[WHAT YOU NEED TO DO]:
Extract the listing in its entirety, keeping each line identical to the original.

* begin INFORMATION GIVEN *

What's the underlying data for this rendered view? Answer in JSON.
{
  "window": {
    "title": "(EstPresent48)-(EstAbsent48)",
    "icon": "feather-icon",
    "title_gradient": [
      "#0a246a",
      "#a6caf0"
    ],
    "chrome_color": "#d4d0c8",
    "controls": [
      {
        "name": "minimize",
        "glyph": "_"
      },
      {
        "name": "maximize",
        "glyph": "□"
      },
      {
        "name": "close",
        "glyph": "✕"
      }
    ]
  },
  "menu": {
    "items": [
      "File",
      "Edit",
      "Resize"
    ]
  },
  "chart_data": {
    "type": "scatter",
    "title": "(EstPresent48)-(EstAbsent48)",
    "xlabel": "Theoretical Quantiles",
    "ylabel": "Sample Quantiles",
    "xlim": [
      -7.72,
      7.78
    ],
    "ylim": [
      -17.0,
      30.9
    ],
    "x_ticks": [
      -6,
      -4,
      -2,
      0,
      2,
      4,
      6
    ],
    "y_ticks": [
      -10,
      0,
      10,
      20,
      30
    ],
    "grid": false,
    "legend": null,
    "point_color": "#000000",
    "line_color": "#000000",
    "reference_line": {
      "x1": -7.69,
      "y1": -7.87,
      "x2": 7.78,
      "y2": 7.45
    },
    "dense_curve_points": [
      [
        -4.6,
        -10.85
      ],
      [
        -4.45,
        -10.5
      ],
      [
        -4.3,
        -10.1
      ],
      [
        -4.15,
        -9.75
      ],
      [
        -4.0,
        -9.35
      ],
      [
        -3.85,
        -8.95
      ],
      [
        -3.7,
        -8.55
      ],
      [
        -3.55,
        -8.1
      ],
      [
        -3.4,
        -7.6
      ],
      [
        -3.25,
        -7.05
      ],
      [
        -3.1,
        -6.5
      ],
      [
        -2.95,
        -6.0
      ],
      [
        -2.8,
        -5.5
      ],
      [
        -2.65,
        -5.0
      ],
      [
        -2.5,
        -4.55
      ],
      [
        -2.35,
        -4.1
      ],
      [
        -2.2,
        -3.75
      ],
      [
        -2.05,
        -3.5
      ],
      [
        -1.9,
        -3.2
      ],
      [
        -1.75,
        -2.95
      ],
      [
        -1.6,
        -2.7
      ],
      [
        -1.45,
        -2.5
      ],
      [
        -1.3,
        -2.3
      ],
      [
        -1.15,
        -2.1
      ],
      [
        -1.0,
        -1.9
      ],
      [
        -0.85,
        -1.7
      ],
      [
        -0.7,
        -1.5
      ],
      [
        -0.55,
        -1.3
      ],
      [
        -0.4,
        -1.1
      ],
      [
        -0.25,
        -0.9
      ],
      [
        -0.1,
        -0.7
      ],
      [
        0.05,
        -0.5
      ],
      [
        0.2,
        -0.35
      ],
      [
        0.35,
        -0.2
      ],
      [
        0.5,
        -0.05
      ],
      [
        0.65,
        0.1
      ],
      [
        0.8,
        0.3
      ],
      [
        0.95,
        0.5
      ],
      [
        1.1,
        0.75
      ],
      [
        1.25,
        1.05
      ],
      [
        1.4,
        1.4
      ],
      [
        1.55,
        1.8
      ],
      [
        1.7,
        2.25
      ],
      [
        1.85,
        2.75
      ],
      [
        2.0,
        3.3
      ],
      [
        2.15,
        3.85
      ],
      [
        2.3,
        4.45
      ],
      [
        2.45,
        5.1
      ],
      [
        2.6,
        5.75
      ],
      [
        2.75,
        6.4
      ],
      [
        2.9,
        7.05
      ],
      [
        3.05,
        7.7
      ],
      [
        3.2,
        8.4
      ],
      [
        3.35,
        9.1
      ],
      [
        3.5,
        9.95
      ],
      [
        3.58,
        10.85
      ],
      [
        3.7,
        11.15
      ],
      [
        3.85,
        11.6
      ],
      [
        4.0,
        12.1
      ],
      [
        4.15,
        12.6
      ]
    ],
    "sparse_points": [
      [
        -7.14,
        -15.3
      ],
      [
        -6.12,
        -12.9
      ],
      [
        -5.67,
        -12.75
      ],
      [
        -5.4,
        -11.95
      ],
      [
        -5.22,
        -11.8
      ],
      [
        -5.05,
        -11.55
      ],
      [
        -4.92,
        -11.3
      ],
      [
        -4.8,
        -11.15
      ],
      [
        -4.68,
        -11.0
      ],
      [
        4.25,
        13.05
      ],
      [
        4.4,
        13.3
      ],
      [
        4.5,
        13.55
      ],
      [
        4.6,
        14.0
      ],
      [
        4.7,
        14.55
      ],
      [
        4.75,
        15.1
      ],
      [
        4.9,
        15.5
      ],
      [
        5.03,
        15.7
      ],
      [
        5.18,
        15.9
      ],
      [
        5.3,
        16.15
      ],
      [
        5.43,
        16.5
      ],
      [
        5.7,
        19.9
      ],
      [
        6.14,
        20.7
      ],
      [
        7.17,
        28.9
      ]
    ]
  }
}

* end INFORMATION GIVEN *

[EXERCISE RESULT]:
What's the underlying data for this rendered view? Answer in JSON.
{
  "window": {
    "title": "(EstPresent48)-(EstAbsent48)",
    "icon": "feather-icon",
    "title_gradient": [
      "#0a246a",
      "#a6caf0"
    ],
    "chrome_color": "#d4d0c8",
    "controls": [
      {
        "name": "minimize",
        "glyph": "_"
      },
      {
        "name": "maximize",
        "glyph": "□"
      },
      {
        "name": "close",
        "glyph": "✕"
      }
    ]
  },
  "menu": {
    "items": [
      "File",
      "Edit",
      "Resize"
    ]
  },
  "chart_data": {
    "type": "scatter",
    "title": "(EstPresent48)-(EstAbsent48)",
    "xlabel": "Theoretical Quantiles",
    "ylabel": "Sample Quantiles",
    "xlim": [
      -7.72,
      7.78
    ],
    "ylim": [
      -17.0,
      30.9
    ],
    "x_ticks": [
      -6,
      -4,
      -2,
      0,
      2,
      4,
      6
    ],
    "y_ticks": [
      -10,
      0,
      10,
      20,
      30
    ],
    "grid": false,
    "legend": null,
    "point_color": "#000000",
    "line_color": "#000000",
    "reference_line": {
      "x1": -7.69,
      "y1": -7.87,
      "x2": 7.78,
      "y2": 7.45
    },
    "dense_curve_points": [
      [
        -4.6,
        -10.85
      ],
      [
        -4.45,
        -10.5
      ],
      [
        -4.3,
        -10.1
      ],
      [
        -4.15,
        -9.75
      ],
      [
        -4.0,
        -9.35
      ],
      [
        -3.85,
        -8.95
      ],
      [
        -3.7,
        -8.55
      ],
      [
        -3.55,
        -8.1
      ],
      [
        -3.4,
        -7.6
      ],
      [
        -3.25,
        -7.05
      ],
      [
        -3.1,
        -6.5
      ],
      [
        -2.95,
        -6.0
      ],
      [
        -2.8,
        -5.5
      ],
      [
        -2.65,
        -5.0
      ],
      [
        -2.5,
        -4.55
      ],
      [
        -2.35,
        -4.1
      ],
      [
        -2.2,
        -3.75
      ],
      [
        -2.05,
        -3.5
      ],
      [
        -1.9,
        -3.2
      ],
      [
        -1.75,
        -2.95
      ],
      [
        -1.6,
        -2.7
      ],
      [
        -1.45,
        -2.5
      ],
      [
        -1.3,
        -2.3
      ],
      [
        -1.15,
        -2.1
      ],
      [
        -1.0,
        -1.9
      ],
      [
        -0.85,
        -1.7
      ],
      [
        -0.7,
        -1.5
      ],
      [
        -0.55,
        -1.3
      ],
      [
        -0.4,
        -1.1
      ],
      [
        -0.25,
        -0.9
      ],
      [
        -0.1,
        -0.7
      ],
      [
        0.05,
        -0.5
      ],
      [
        0.2,
        -0.35
      ],
      [
        0.35,
        -0.2
      ],
      [
        0.5,
        -0.05
      ],
      [
        0.65,
        0.1
      ],
      [
        0.8,
        0.3
      ],
      [
        0.95,
        0.5
      ],
      [
        1.1,
        0.75
      ],
      [
        1.25,
        1.05
      ],
      [
        1.4,
        1.4
      ],
      [
        1.55,
        1.8
      ],
      [
        1.7,
        2.25
      ],
      [
        1.85,
        2.75
      ],
      [
        2.0,
        3.3
      ],
      [
        2.15,
        3.85
      ],
      [
        2.3,
        4.45
      ],
      [
        2.45,
        5.1
      ],
      [
        2.6,
        5.75
      ],
      [
        2.75,
        6.4
      ],
      [
        2.9,
        7.05
      ],
      [
        3.05,
        7.7
      ],
      [
        3.2,
        8.4
      ],
      [
        3.35,
        9.1
      ],
      [
        3.5,
        9.95
      ],
      [
        3.58,
        10.85
      ],
      [
        3.7,
        11.15
      ],
      [
        3.85,
        11.6
      ],
      [
        4.0,
        12.1
      ],
      [
        4.15,
        12.6
      ]
    ],
    "sparse_points": [
      [
        -7.14,
        -15.3
      ],
      [
        -6.12,
        -12.9
      ],
      [
        -5.67,
        -12.75
      ],
      [
        -5.4,
        -11.95
      ],
      [
        -5.22,
        -11.8
      ],
      [
        -5.05,
        -11.55
      ],
      [
        -4.92,
        -11.3
      ],
      [
        -4.8,
        -11.15
      ],
      [
        -4.68,
        -11.0
      ],
      [
        4.25,
        13.05
      ],
      [
        4.4,
        13.3
      ],
      [
        4.5,
        13.55
      ],
      [
        4.6,
        14.0
      ],
      [
        4.7,
        14.55
      ],
      [
        4.75,
        15.1
      ],
      [
        4.9,
        15.5
      ],
      [
        5.03,
        15.7
      ],
      [
        5.18,
        15.9
      ],
      [
        5.3,
        16.15
      ],
      [
        5.43,
        16.5
      ],
      [
        5.7,
        19.9
      ],
      [
        6.14,
        20.7
      ],
      [
        7.17,
        28.9
      ]
    ]
  }
}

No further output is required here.